* **Material for this exercise**

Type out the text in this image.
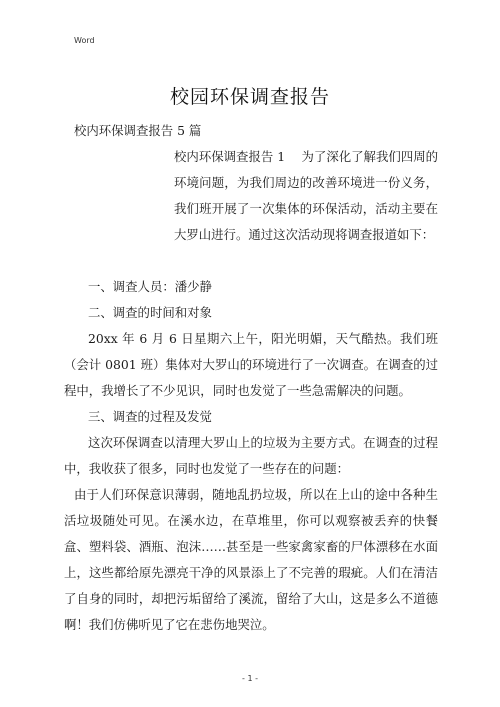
Word
校园环保调查报告

校内环保调查报告 5 篇

校内环保调查报告 1　 为了深化了解我们四周的环境问题，为我们周边的改善环境进一份义务，我们班开展了一次集体的环保活动，活动主要在大罗山进行。通过这次活动现将调查报道如下：

一、调查人员：潘少静

二、调查的时间和对象

20xx 年 6 月 6 日星期六上午，阳光明媚，天气酷热。我们班（会计 0801 班）集体对大罗山的环境进行了一次调查。在调查的过程中，我增长了不少见识，同时也发觉了一些急需解决的问题。

三、调查的过程及发觉

这次环保调查以清理大罗山上的垃圾为主要方式。在调查的过程中，我收获了很多，同时也发觉了一些存在的问题：

由于人们环保意识薄弱，随地乱扔垃圾，所以在上山的途中各种生活垃圾随处可见。在溪水边，在草堆里，你可以观察被丢弃的快餐盒、塑料袋、酒瓶、泡沫……甚至是一些家禽家畜的尸体漂移在水面上，这些都给原先漂亮干净的风景添上了不完善的瑕疵。人们在清洁了自身的同时，却把污垢留给了溪流，留给了大山，这是多么不道德啊！我们仿佛听见了它在悲伤地哭泣。

- 1 -
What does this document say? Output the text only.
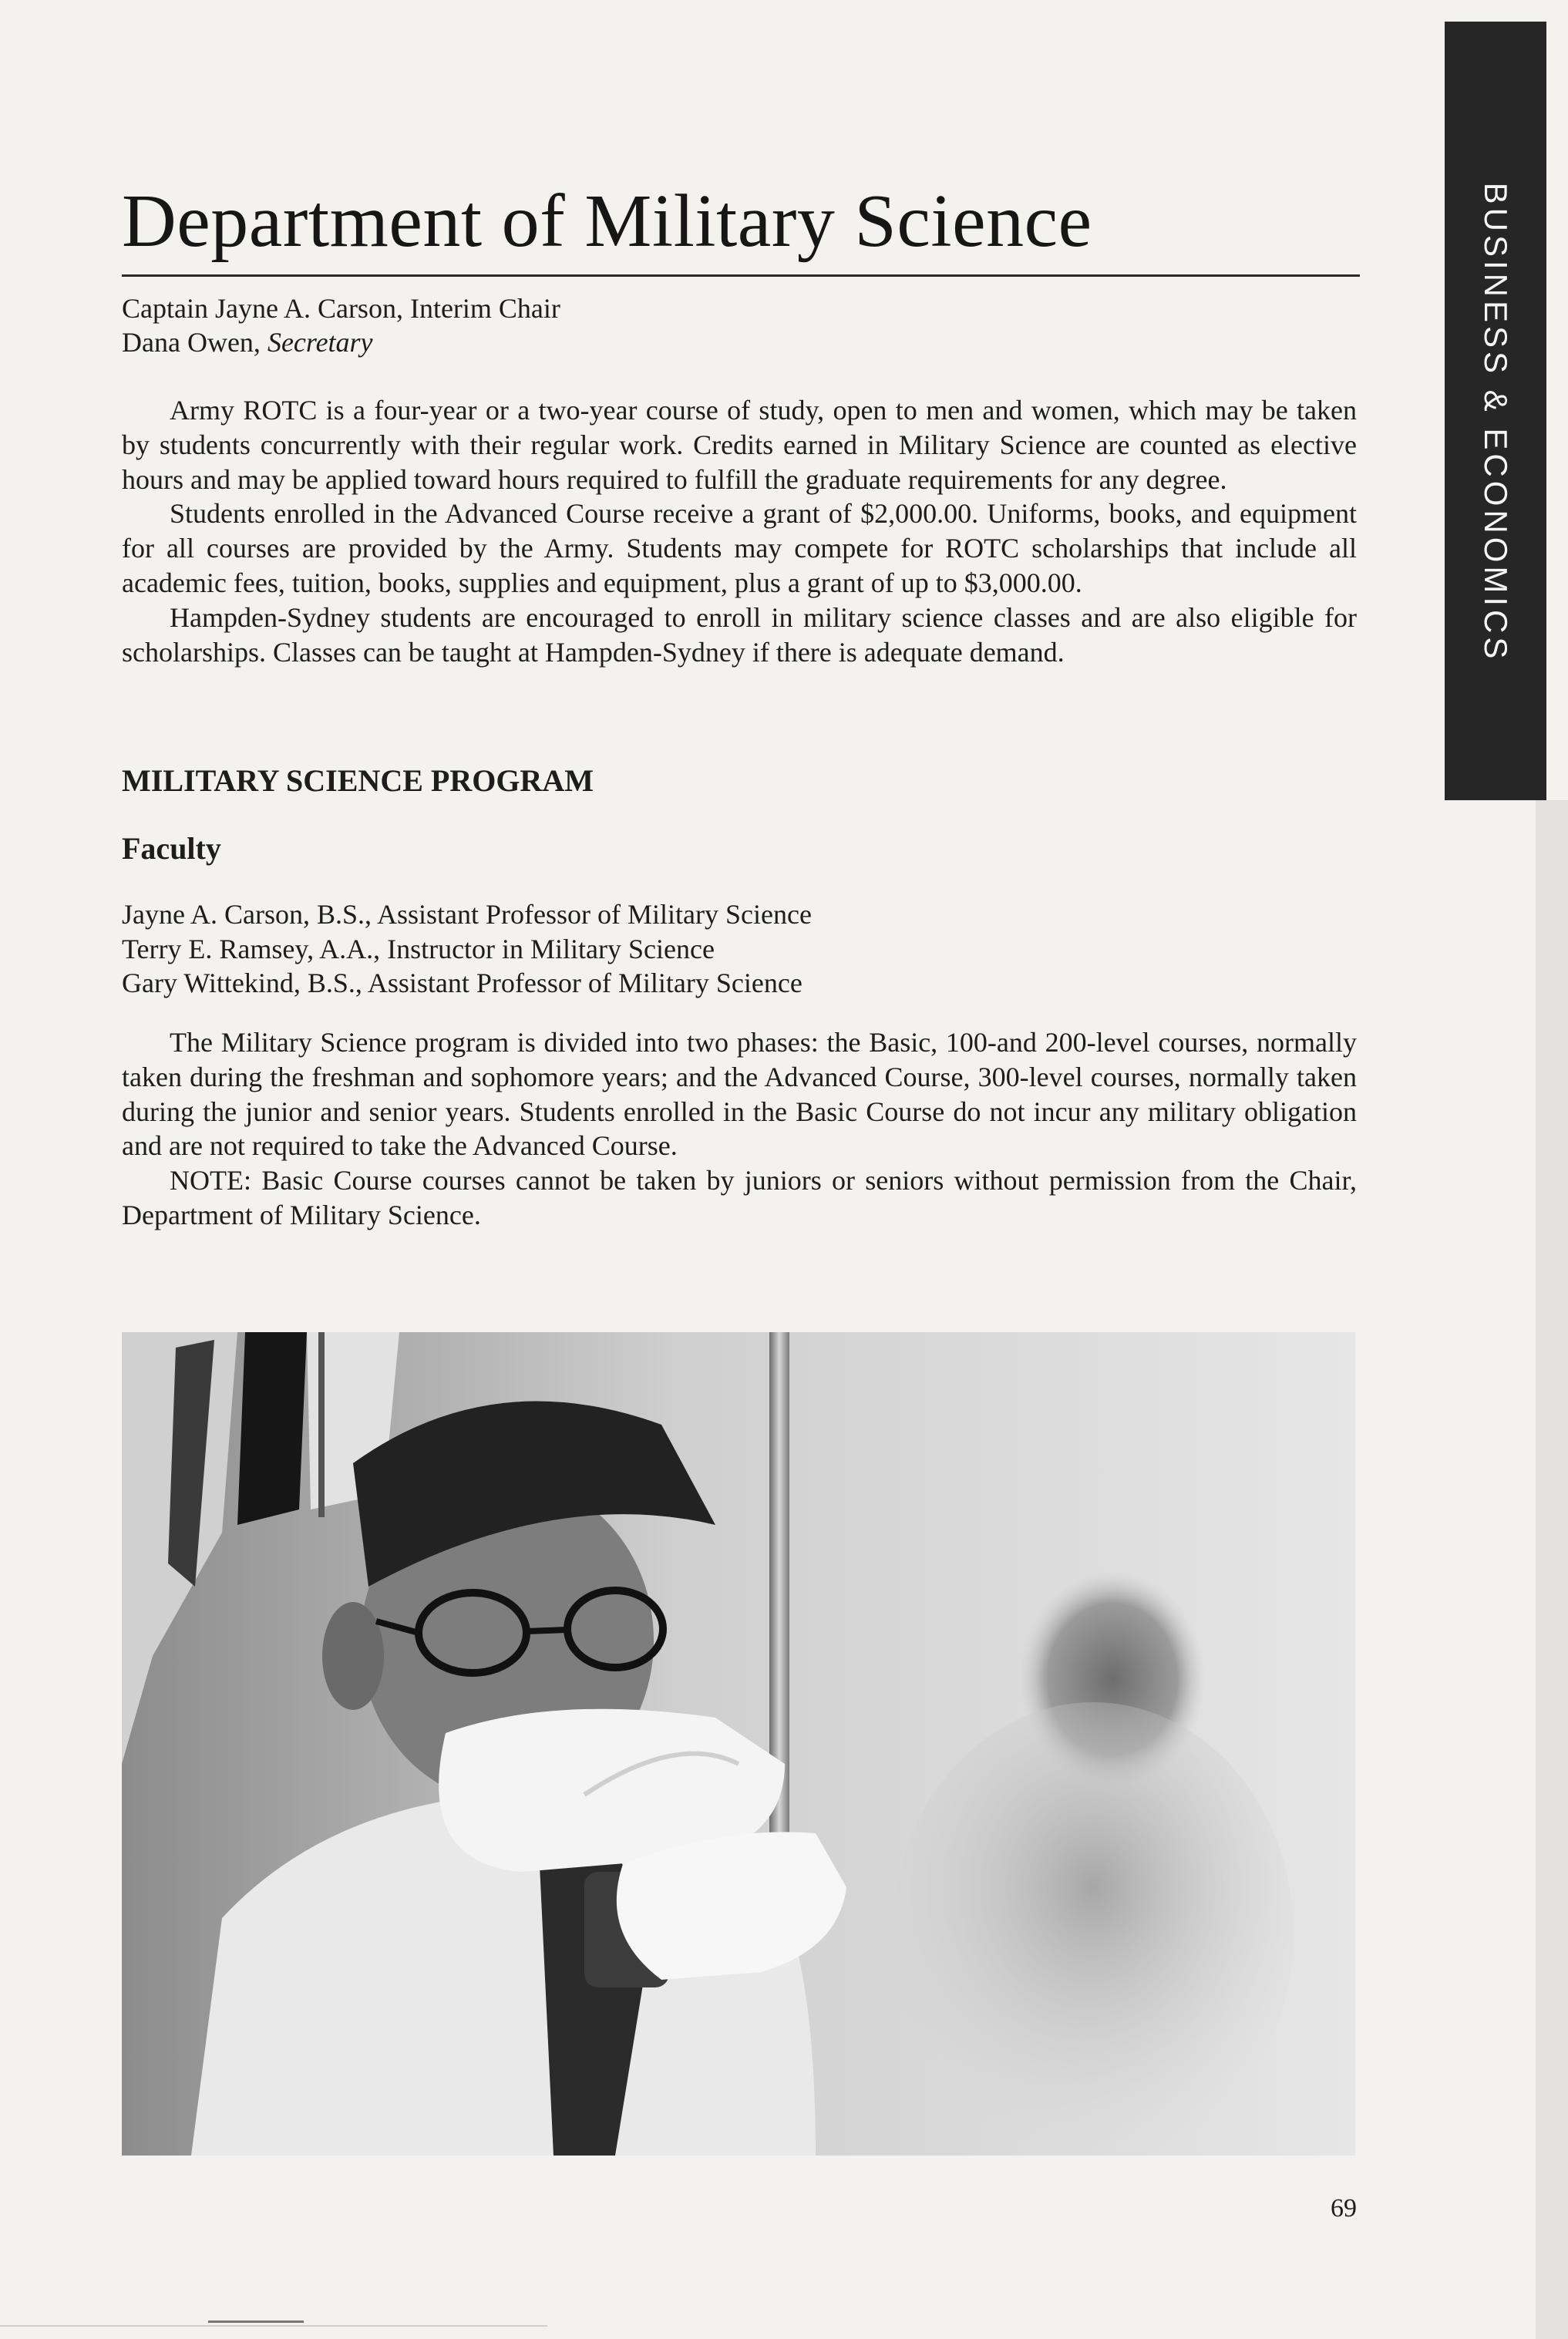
Department of Military Science
Captain Jayne A. Carson, Interim Chair
Dana Owen, Secretary

Army ROTC is a four-year or a two-year course of study, open to men and women, which may be taken by students concurrently with their regular work. Credits earned in Military Science are counted as elective hours and may be applied toward hours required to fulfill the graduate requirements for any degree.

Students enrolled in the Advanced Course receive a grant of $2,000.00. Uniforms, books, and equipment for all courses are provided by the Army. Students may compete for ROTC scholarships that include all academic fees, tuition, books, supplies and equipment, plus a grant of up to $3,000.00.

Hampden-Sydney students are encouraged to enroll in military science classes and are also eligible for scholarships. Classes can be taught at Hampden-Sydney if there is adequate demand.

MILITARY SCIENCE PROGRAM
Faculty
Jayne A. Carson, B.S., Assistant Professor of Military Science
Terry E. Ramsey, A.A., Instructor in Military Science
Gary Wittekind, B.S., Assistant Professor of Military Science

The Military Science program is divided into two phases: the Basic, 100-and 200-level courses, normally taken during the freshman and sophomore years; and the Advanced Course, 300-level courses, normally taken during the junior and senior years. Students enrolled in the Basic Course do not incur any military obligation and are not required to take the Advanced Course.

NOTE: Basic Course courses cannot be taken by juniors or seniors without permission from the Chair, Department of Military Science.

BUSINESS & ECONOMICS
69
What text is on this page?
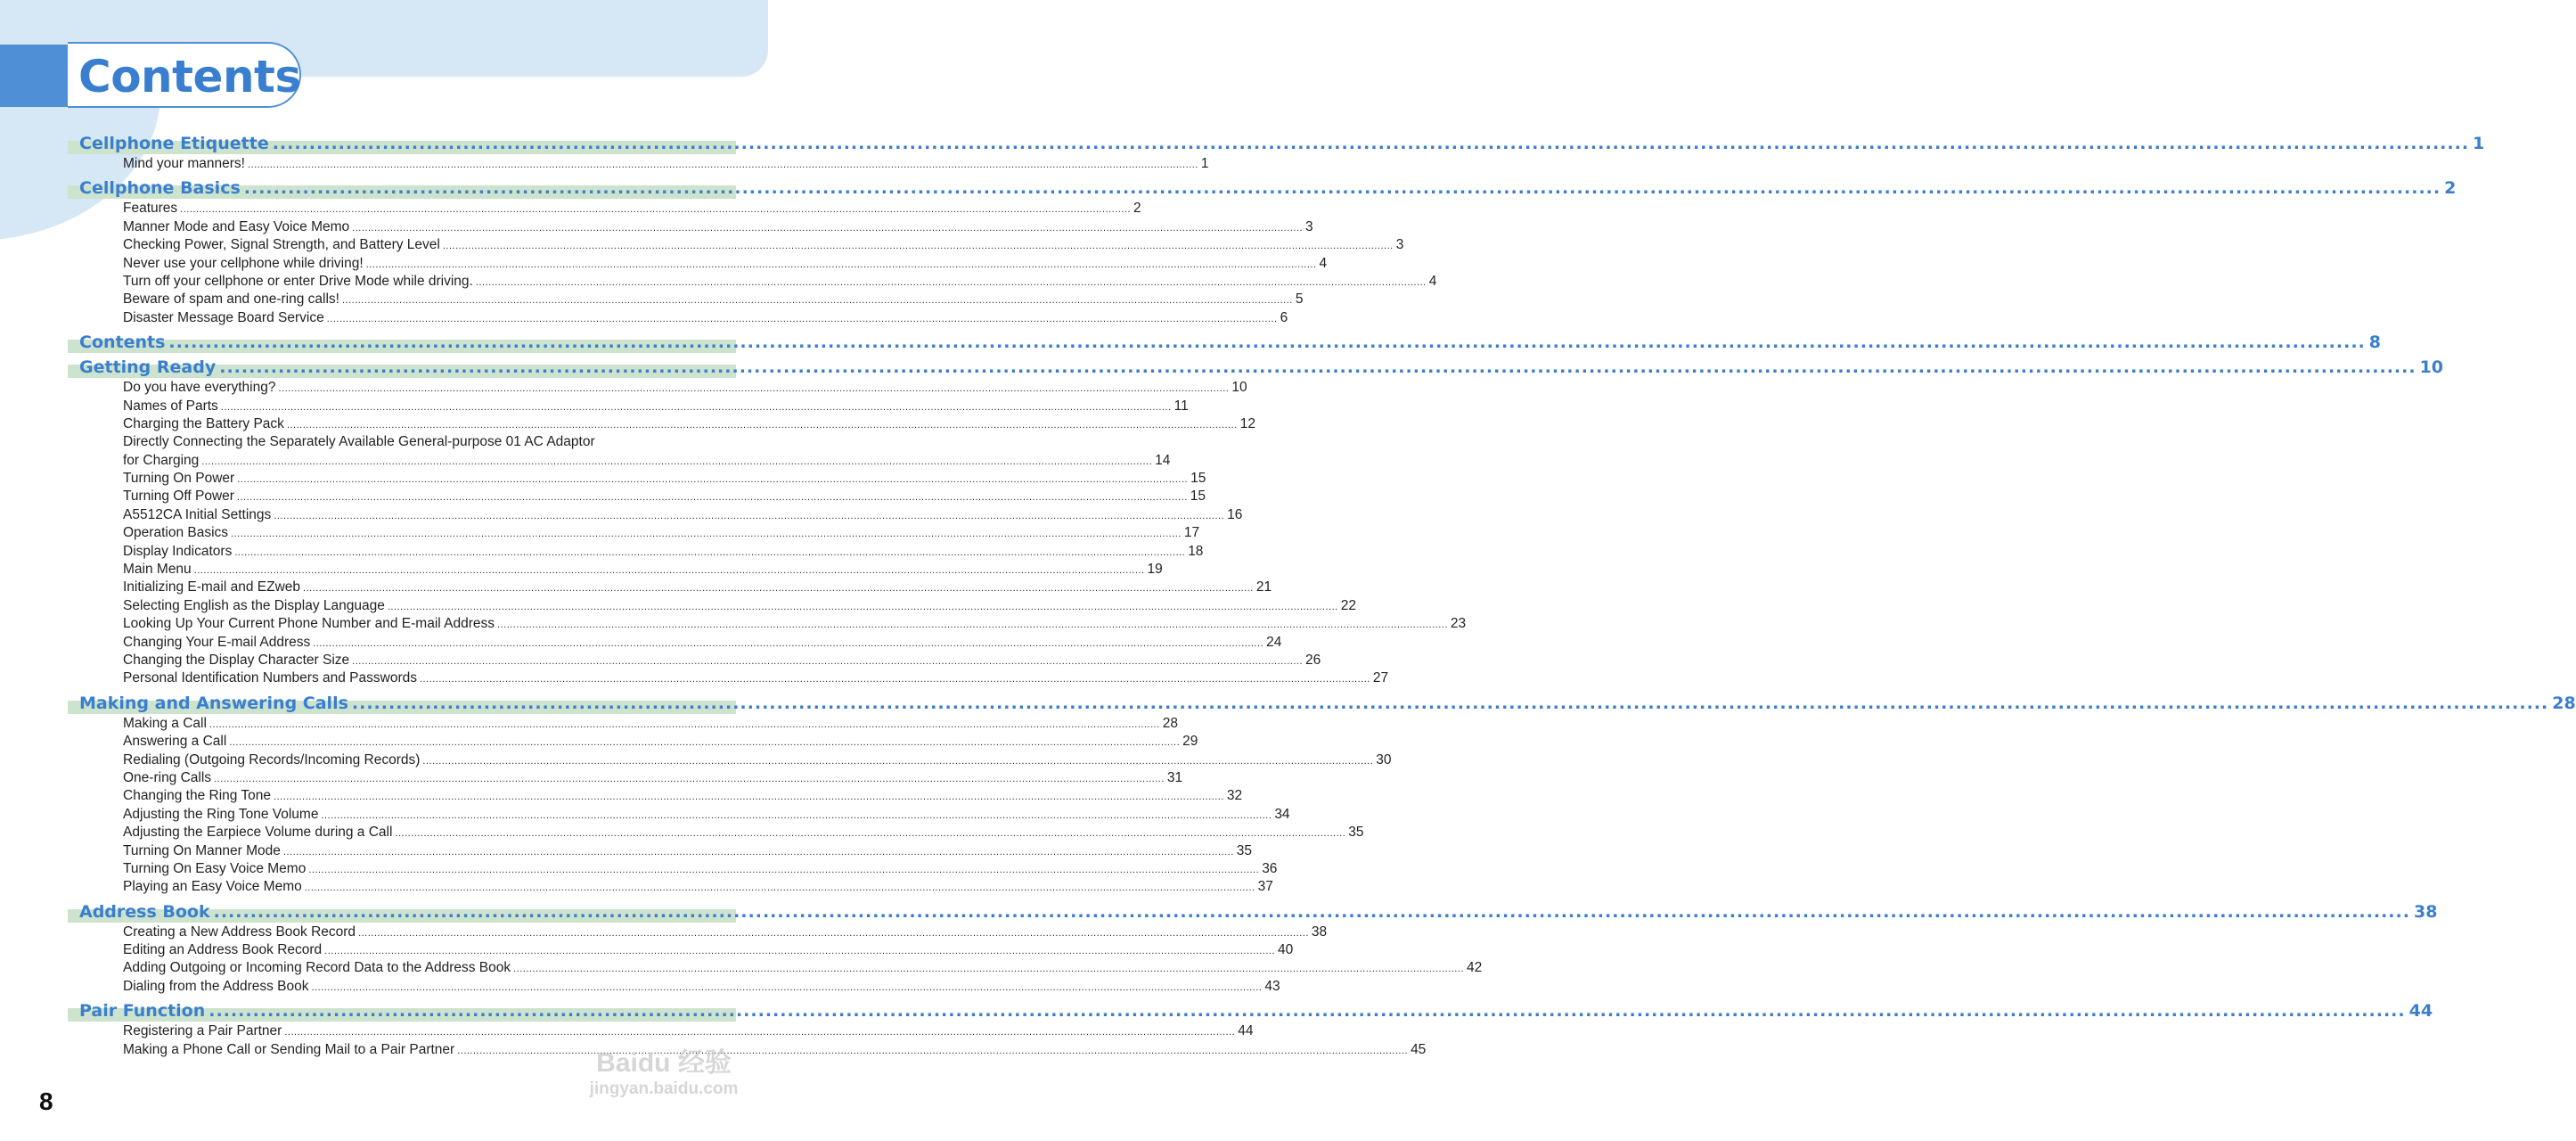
Contents
Cellphone Etiquette ............................................................................................................................................................................................................................................................................................................ 1
Mind your manners! ............................................................................................................................................................................................................................................................................................................ 1
Cellphone Basics ............................................................................................................................................................................................................................................................................................................ 2
Features ............................................................................................................................................................................................................................................................................................................ 2
Manner Mode and Easy Voice Memo ............................................................................................................................................................................................................................................................................................................ 3
Checking Power, Signal Strength, and Battery Level ............................................................................................................................................................................................................................................................................................................ 3
Never use your cellphone while driving! ............................................................................................................................................................................................................................................................................................................ 4
Turn off your cellphone or enter Drive Mode while driving. ............................................................................................................................................................................................................................................................................................................ 4
Beware of spam and one-ring calls! ............................................................................................................................................................................................................................................................................................................ 5
Disaster Message Board Service ............................................................................................................................................................................................................................................................................................................ 6
Contents ............................................................................................................................................................................................................................................................................................................ 8
Getting Ready ............................................................................................................................................................................................................................................................................................................ 10
Do you have everything? ............................................................................................................................................................................................................................................................................................................ 10
Names of Parts ............................................................................................................................................................................................................................................................................................................ 11
Charging the Battery Pack ............................................................................................................................................................................................................................................................................................................ 12
Directly Connecting the Separately Available General-purpose 01 AC Adaptor
for Charging ............................................................................................................................................................................................................................................................................................................ 14
Turning On Power ............................................................................................................................................................................................................................................................................................................ 15
Turning Off Power ............................................................................................................................................................................................................................................................................................................ 15
A5512CA Initial Settings ............................................................................................................................................................................................................................................................................................................ 16
Operation Basics ............................................................................................................................................................................................................................................................................................................ 17
Display Indicators ............................................................................................................................................................................................................................................................................................................ 18
Main Menu ............................................................................................................................................................................................................................................................................................................ 19
Initializing E-mail and EZweb ............................................................................................................................................................................................................................................................................................................ 21
Selecting English as the Display Language ............................................................................................................................................................................................................................................................................................................ 22
Looking Up Your Current Phone Number and E-mail Address ............................................................................................................................................................................................................................................................................................................ 23
Changing Your E-mail Address ............................................................................................................................................................................................................................................................................................................ 24
Changing the Display Character Size ............................................................................................................................................................................................................................................................................................................ 26
Personal Identification Numbers and Passwords ............................................................................................................................................................................................................................................................................................................ 27
Making and Answering Calls ............................................................................................................................................................................................................................................................................................................ 28
Making a Call ............................................................................................................................................................................................................................................................................................................ 28
Answering a Call ............................................................................................................................................................................................................................................................................................................ 29
Redialing (Outgoing Records/Incoming Records) ............................................................................................................................................................................................................................................................................................................ 30
One-ring Calls ............................................................................................................................................................................................................................................................................................................ 31
Changing the Ring Tone ............................................................................................................................................................................................................................................................................................................ 32
Adjusting the Ring Tone Volume ............................................................................................................................................................................................................................................................................................................ 34
Adjusting the Earpiece Volume during a Call ............................................................................................................................................................................................................................................................................................................ 35
Turning On Manner Mode ............................................................................................................................................................................................................................................................................................................ 35
Turning On Easy Voice Memo ............................................................................................................................................................................................................................................................................................................ 36
Playing an Easy Voice Memo ............................................................................................................................................................................................................................................................................................................ 37
Address Book ............................................................................................................................................................................................................................................................................................................ 38
Creating a New Address Book Record ............................................................................................................................................................................................................................................................................................................ 38
Editing an Address Book Record ............................................................................................................................................................................................................................................................................................................ 40
Adding Outgoing or Incoming Record Data to the Address Book ............................................................................................................................................................................................................................................................................................................ 42
Dialing from the Address Book ............................................................................................................................................................................................................................................................................................................ 43
Pair Function ............................................................................................................................................................................................................................................................................................................ 44
Registering a Pair Partner ............................................................................................................................................................................................................................................................................................................ 44
Making a Phone Call or Sending Mail to a Pair Partner ............................................................................................................................................................................................................................................................................................................ 45
8
Baidu 经验
jingyan.baidu.com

* **Task objective**
Only lines with the word "Department" are wanted, so copy each one from the records.

* **Output of the task**
Department of Military Science
NOTE: Basic Course courses cannot be taken by juniors or seniors without permission from the Chair, Department of Military Science.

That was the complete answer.